## What this task involves
Reproduce the listing below verbatim.

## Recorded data
>>>

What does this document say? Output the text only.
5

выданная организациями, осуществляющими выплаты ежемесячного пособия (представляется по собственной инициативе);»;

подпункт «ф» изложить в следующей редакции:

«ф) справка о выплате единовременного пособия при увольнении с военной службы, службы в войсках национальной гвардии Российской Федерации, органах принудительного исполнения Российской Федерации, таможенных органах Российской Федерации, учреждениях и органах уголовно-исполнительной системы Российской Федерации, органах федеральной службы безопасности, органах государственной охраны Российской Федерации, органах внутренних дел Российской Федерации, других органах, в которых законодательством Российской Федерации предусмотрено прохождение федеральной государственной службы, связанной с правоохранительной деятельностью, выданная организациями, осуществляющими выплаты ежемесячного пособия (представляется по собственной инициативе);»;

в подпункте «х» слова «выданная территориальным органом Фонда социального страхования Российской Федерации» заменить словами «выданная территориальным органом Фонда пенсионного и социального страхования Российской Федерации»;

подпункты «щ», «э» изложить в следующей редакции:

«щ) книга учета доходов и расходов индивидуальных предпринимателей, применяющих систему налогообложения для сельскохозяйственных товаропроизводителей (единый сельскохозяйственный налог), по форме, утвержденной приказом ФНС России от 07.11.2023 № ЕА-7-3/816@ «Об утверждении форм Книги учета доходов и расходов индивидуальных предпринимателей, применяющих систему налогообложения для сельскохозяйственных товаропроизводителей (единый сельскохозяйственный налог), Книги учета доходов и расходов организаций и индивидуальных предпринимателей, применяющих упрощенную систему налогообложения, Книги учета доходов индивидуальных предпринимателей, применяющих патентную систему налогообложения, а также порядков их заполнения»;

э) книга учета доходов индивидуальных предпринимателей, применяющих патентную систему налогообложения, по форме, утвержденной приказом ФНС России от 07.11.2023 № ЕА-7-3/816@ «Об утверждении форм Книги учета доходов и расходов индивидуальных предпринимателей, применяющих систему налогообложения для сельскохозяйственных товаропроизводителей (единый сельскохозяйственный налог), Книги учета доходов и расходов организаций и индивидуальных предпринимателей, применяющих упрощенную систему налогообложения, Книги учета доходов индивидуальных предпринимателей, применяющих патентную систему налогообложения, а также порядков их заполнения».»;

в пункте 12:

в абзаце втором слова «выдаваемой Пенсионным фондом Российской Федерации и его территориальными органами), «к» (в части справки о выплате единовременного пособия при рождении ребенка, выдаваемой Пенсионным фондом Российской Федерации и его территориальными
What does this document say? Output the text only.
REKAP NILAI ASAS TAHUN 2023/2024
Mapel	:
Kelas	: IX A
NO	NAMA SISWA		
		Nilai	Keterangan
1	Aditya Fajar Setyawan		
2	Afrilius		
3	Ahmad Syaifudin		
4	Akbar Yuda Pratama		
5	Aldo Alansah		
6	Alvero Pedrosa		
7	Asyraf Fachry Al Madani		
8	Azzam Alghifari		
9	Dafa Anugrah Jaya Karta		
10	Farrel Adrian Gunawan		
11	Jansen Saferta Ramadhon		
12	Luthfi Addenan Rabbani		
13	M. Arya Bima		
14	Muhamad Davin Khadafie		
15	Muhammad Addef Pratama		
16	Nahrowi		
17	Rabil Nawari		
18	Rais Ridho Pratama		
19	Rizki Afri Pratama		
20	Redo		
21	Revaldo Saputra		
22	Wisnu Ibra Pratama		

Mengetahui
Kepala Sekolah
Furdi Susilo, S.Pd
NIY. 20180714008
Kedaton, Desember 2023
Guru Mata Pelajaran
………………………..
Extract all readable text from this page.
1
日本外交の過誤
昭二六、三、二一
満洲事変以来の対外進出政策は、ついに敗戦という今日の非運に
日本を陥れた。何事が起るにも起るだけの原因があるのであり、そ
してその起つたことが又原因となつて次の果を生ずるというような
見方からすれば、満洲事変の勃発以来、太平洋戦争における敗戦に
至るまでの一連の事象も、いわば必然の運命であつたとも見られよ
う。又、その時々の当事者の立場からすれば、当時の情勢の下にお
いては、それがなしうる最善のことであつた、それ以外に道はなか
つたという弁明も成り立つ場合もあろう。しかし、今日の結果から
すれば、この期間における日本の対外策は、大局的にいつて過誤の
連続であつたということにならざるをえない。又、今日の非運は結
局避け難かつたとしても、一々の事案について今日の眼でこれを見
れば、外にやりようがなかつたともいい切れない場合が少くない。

<<<

## Reply
What does this document say? Output the text only.
5

выданная организациями, осуществляющими выплаты ежемесячного пособия (представляется по собственной инициативе);»;

подпункт «ф» изложить в следующей редакции:

«ф) справка о выплате единовременного пособия при увольнении с военной службы, службы в войсках национальной гвардии Российской Федерации, органах принудительного исполнения Российской Федерации, таможенных органах Российской Федерации, учреждениях и органах уголовно-исполнительной системы Российской Федерации, органах федеральной службы безопасности, органах государственной охраны Российской Федерации, органах внутренних дел Российской Федерации, других органах, в которых законодательством Российской Федерации предусмотрено прохождение федеральной государственной службы, связанной с правоохранительной деятельностью, выданная организациями, осуществляющими выплаты ежемесячного пособия (представляется по собственной инициативе);»;

в подпункте «х» слова «выданная территориальным органом Фонда социального страхования Российской Федерации» заменить словами «выданная территориальным органом Фонда пенсионного и социального страхования Российской Федерации»;

подпункты «щ», «э» изложить в следующей редакции:

«щ) книга учета доходов и расходов индивидуальных предпринимателей, применяющих систему налогообложения для сельскохозяйственных товаропроизводителей (единый сельскохозяйственный налог), по форме, утвержденной приказом ФНС России от 07.11.2023 № ЕА-7-3/816@ «Об утверждении форм Книги учета доходов и расходов индивидуальных предпринимателей, применяющих систему налогообложения для сельскохозяйственных товаропроизводителей (единый сельскохозяйственный налог), Книги учета доходов и расходов организаций и индивидуальных предпринимателей, применяющих упрощенную систему налогообложения, Книги учета доходов индивидуальных предпринимателей, применяющих патентную систему налогообложения, а также порядков их заполнения»;

э) книга учета доходов индивидуальных предпринимателей, применяющих патентную систему налогообложения, по форме, утвержденной приказом ФНС России от 07.11.2023 № ЕА-7-3/816@ «Об утверждении форм Книги учета доходов и расходов индивидуальных предпринимателей, применяющих систему налогообложения для сельскохозяйственных товаропроизводителей (единый сельскохозяйственный налог), Книги учета доходов и расходов организаций и индивидуальных предпринимателей, применяющих упрощенную систему налогообложения, Книги учета доходов индивидуальных предпринимателей, применяющих патентную систему налогообложения, а также порядков их заполнения».»;

в пункте 12:

в абзаце втором слова «выдаваемой Пенсионным фондом Российской Федерации и его территориальными органами), «к» (в части справки о выплате единовременного пособия при рождении ребенка, выдаваемой Пенсионным фондом Российской Федерации и его территориальными
What does this document say? Output the text only.
REKAP NILAI ASAS TAHUN 2023/2024
Mapel	:
Kelas	: IX A
NO	NAMA SISWA		
		Nilai	Keterangan
1	Aditya Fajar Setyawan		
2	Afrilius		
3	Ahmad Syaifudin		
4	Akbar Yuda Pratama		
5	Aldo Alansah		
6	Alvero Pedrosa		
7	Asyraf Fachry Al Madani		
8	Azzam Alghifari		
9	Dafa Anugrah Jaya Karta		
10	Farrel Adrian Gunawan		
11	Jansen Saferta Ramadhon		
12	Luthfi Addenan Rabbani		
13	M. Arya Bima		
14	Muhamad Davin Khadafie		
15	Muhammad Addef Pratama		
16	Nahrowi		
17	Rabil Nawari		
18	Rais Ridho Pratama		
19	Rizki Afri Pratama		
20	Redo		
21	Revaldo Saputra		
22	Wisnu Ibra Pratama		

Mengetahui
Kepala Sekolah
Furdi Susilo, S.Pd
NIY. 20180714008
Kedaton, Desember 2023
Guru Mata Pelajaran
………………………..
Extract all readable text from this page.
1
日本外交の過誤
昭二六、三、二一
満洲事変以来の対外進出政策は、ついに敗戦という今日の非運に
日本を陥れた。何事が起るにも起るだけの原因があるのであり、そ
してその起つたことが又原因となつて次の果を生ずるというような
見方からすれば、満洲事変の勃発以来、太平洋戦争における敗戦に
至るまでの一連の事象も、いわば必然の運命であつたとも見られよ
う。又、その時々の当事者の立場からすれば、当時の情勢の下にお
いては、それがなしうる最善のことであつた、それ以外に道はなか
つたという弁明も成り立つ場合もあろう。しかし、今日の結果から
すれば、この期間における日本の対外策は、大局的にいつて過誤の
連続であつたということにならざるをえない。又、今日の非運は結
局避け難かつたとしても、一々の事案について今日の眼でこれを見
れば、外にやりようがなかつたともいい切れない場合が少くない。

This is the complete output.